REQUIRED TASK
Lay out the listing as a Markdown table with the columns Row and Line, from the line with "data-label: 81.47 [132,462,169,478]" up to and including the line with "series-line [130,40,1136,496]", numbering each row and leaving out blank lines.
>>>>>
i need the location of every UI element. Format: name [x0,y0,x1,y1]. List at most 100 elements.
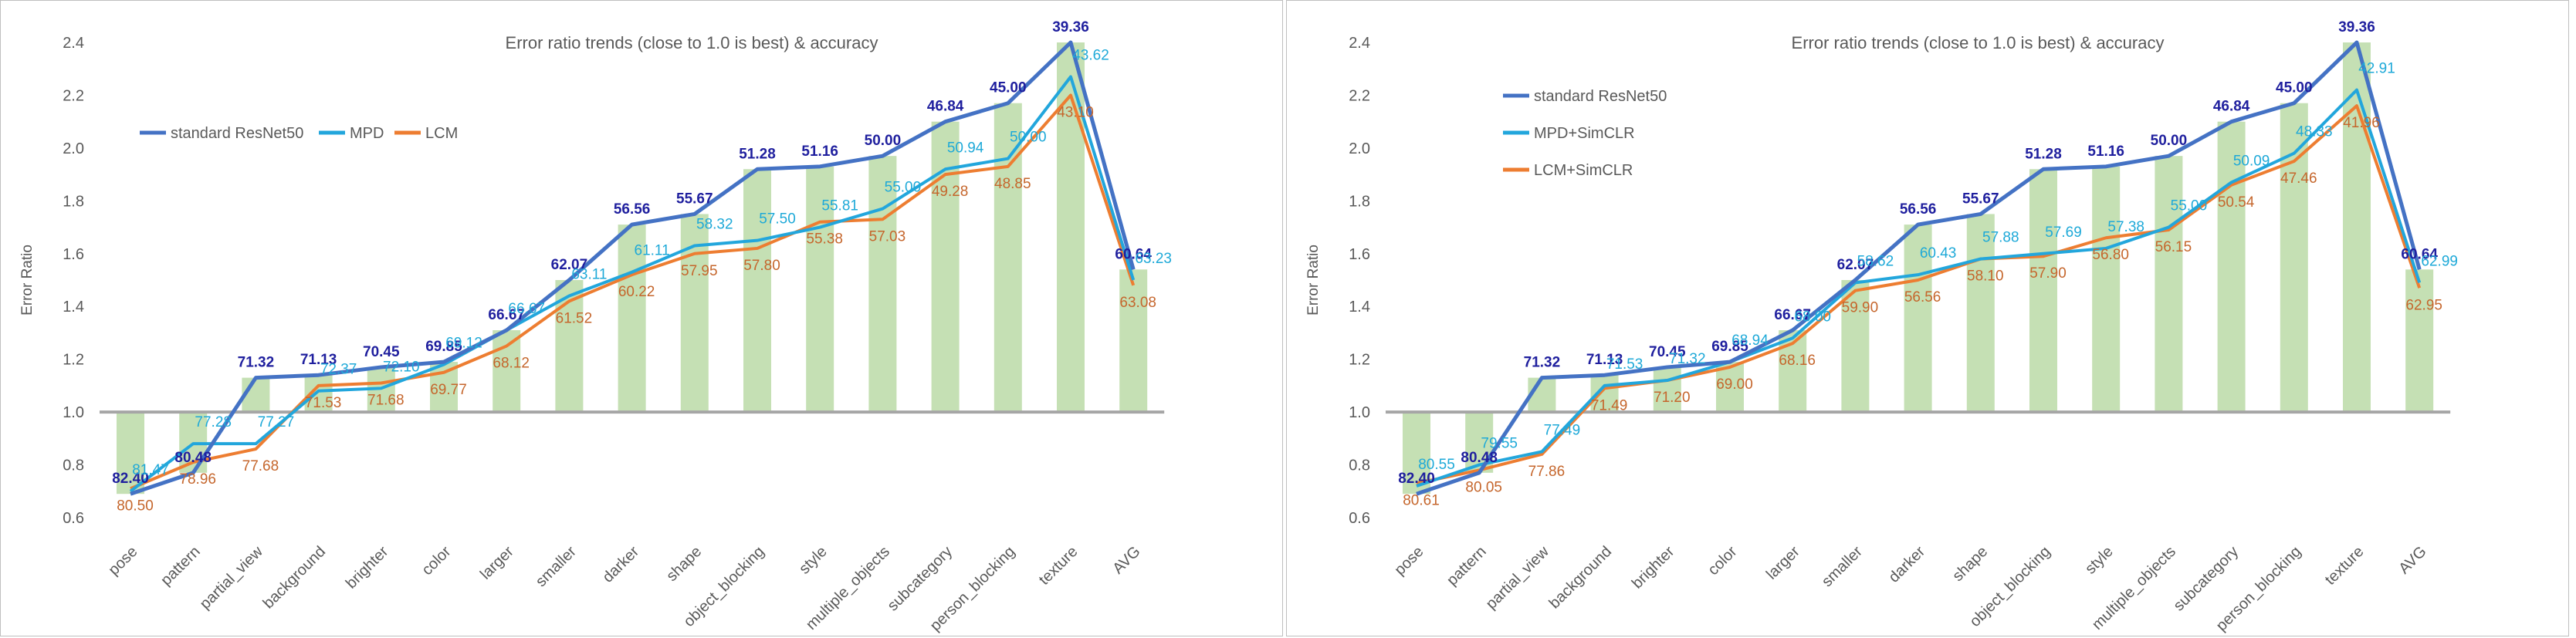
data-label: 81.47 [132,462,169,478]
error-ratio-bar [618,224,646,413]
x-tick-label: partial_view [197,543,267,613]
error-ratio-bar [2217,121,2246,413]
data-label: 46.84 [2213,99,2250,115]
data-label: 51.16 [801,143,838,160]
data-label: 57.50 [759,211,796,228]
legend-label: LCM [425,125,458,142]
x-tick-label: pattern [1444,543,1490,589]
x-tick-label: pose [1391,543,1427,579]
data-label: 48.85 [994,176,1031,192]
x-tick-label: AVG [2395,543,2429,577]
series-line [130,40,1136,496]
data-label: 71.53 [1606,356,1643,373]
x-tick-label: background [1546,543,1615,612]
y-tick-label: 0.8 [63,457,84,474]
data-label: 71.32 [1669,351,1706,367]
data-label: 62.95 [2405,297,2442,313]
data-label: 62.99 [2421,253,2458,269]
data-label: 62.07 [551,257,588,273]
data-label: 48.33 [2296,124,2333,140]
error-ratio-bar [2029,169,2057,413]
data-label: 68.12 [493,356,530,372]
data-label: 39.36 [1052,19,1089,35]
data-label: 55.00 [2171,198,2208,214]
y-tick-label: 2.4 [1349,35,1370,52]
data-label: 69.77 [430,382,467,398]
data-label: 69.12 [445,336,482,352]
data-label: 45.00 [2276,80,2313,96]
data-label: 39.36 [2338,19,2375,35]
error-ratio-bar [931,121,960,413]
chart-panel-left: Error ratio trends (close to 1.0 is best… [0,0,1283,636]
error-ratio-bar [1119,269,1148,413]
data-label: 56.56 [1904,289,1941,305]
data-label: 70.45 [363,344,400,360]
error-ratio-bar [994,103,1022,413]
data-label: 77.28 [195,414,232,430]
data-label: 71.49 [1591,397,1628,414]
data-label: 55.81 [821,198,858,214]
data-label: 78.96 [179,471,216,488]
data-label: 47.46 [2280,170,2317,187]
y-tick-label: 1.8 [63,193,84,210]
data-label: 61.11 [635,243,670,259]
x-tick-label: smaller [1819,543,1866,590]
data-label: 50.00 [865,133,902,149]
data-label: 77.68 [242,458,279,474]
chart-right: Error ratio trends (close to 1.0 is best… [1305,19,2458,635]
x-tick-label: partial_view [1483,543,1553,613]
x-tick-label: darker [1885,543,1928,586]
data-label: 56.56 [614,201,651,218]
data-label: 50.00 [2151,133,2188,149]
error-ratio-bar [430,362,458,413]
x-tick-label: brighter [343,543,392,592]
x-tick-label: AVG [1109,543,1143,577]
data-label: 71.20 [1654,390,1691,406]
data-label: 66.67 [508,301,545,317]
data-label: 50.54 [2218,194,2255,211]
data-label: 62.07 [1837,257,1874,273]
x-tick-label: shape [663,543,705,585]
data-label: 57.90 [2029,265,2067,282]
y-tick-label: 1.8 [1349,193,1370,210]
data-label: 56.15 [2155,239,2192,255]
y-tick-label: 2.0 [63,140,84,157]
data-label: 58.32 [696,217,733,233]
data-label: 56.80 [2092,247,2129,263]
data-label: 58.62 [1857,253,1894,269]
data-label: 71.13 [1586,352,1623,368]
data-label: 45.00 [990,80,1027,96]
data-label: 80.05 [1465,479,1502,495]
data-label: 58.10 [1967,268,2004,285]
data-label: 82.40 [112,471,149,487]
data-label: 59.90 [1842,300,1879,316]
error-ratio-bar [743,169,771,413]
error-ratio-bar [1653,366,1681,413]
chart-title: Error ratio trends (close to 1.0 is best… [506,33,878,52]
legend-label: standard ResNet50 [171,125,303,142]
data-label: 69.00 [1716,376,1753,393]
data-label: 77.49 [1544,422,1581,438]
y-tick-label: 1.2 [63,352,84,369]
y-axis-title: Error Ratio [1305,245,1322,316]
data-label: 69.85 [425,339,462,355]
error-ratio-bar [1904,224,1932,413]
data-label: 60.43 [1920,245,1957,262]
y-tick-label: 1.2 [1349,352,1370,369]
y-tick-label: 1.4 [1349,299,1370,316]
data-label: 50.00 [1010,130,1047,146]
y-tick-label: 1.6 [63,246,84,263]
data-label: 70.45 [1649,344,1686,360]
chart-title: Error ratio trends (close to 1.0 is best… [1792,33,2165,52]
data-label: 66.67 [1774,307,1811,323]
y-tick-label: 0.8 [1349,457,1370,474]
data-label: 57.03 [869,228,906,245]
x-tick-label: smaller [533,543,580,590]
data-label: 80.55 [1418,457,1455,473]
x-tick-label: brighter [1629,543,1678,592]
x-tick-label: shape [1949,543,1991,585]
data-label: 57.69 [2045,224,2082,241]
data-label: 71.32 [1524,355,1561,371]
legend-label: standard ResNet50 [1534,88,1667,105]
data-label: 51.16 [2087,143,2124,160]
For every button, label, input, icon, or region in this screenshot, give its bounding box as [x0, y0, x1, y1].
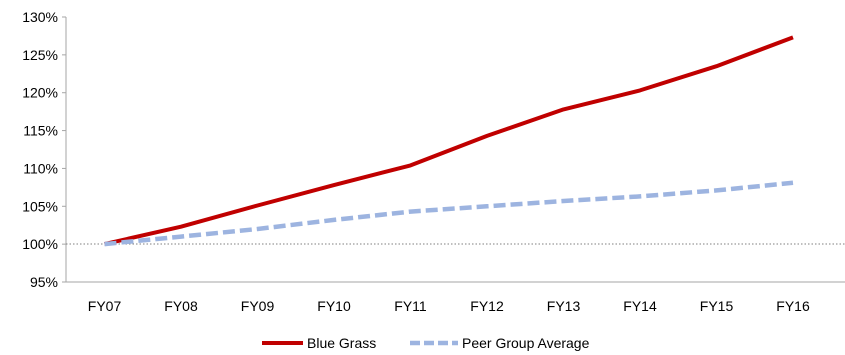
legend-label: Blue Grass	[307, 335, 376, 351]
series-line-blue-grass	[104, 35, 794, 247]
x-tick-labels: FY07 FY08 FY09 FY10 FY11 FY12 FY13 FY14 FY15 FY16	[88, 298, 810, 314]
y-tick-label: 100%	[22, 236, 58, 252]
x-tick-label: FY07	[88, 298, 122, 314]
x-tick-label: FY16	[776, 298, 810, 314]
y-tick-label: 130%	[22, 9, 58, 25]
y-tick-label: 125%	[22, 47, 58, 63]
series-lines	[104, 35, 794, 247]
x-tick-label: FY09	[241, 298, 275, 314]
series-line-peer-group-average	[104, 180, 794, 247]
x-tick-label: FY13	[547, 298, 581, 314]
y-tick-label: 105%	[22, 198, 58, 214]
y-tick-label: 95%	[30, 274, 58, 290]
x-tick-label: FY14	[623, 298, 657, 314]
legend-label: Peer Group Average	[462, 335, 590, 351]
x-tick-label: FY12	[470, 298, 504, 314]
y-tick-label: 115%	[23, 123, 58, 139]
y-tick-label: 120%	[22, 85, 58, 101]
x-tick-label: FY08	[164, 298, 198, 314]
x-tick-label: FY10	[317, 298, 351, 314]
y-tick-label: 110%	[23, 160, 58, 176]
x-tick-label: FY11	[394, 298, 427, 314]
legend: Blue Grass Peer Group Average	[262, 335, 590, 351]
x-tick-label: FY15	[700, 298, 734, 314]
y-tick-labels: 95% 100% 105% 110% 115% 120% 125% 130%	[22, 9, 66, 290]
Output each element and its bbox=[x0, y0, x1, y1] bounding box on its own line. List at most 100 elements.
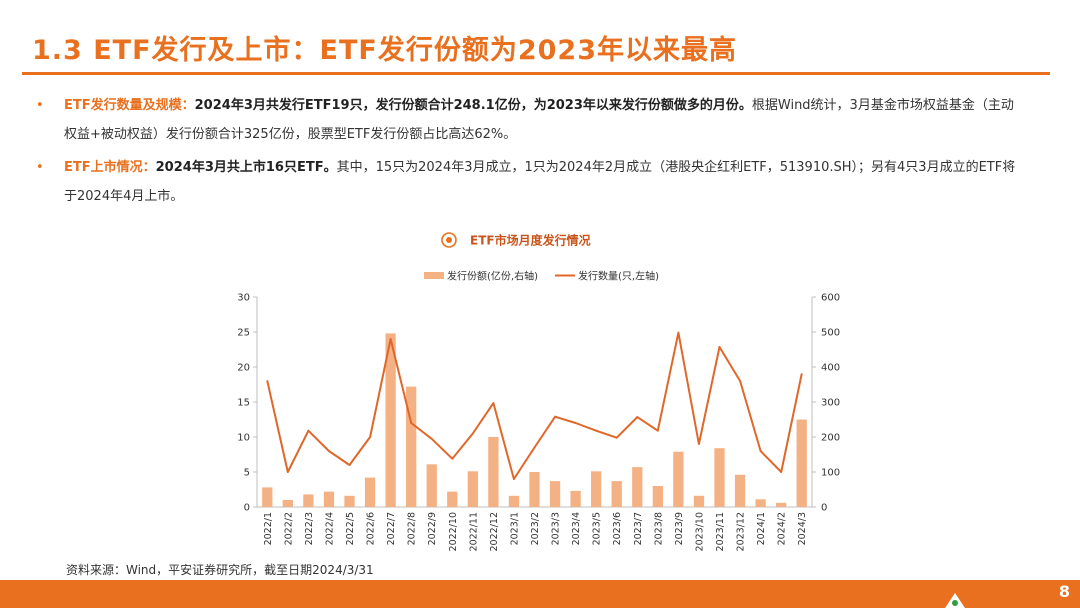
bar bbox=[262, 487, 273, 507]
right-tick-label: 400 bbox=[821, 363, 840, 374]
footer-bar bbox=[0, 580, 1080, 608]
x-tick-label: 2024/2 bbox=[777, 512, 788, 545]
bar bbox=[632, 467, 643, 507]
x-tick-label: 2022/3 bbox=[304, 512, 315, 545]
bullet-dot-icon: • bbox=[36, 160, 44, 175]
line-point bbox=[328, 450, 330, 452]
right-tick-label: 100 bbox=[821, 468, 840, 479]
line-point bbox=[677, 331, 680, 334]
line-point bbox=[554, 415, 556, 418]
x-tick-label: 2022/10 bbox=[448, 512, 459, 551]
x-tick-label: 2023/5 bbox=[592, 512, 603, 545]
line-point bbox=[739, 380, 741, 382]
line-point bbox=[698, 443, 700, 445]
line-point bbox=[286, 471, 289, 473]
<<<<<
RESULT OF THIS TASK
| Row | Line |
|---|---|
| 1 | data-label: 81.47 [132,462,169,478] |
| 2 | error-ratio-bar [618,224,646,413] |
| 3 | x-tick-label: partial_view [197,543,267,613] |
| 4 | error-ratio-bar [2217,121,2246,413] |
| 5 | data-label: 46.84 [2213,99,2250,115] |
| 6 | data-label: 51.16 [801,143,838,160] |
| 7 | data-label: 57.50 [759,211,796,228] |
| 8 | legend-label: LCM [425,125,458,142] |
| 9 | x-tick-label: pattern [1444,543,1490,589] |
| 10 | x-tick-label: pose [1391,543,1427,579] |
| 11 | data-label: 48.85 [994,176,1031,192] |
| 12 | x-tick-label: AVG [2395,543,2429,577] |
| 13 | series-line [130,40,1136,496] |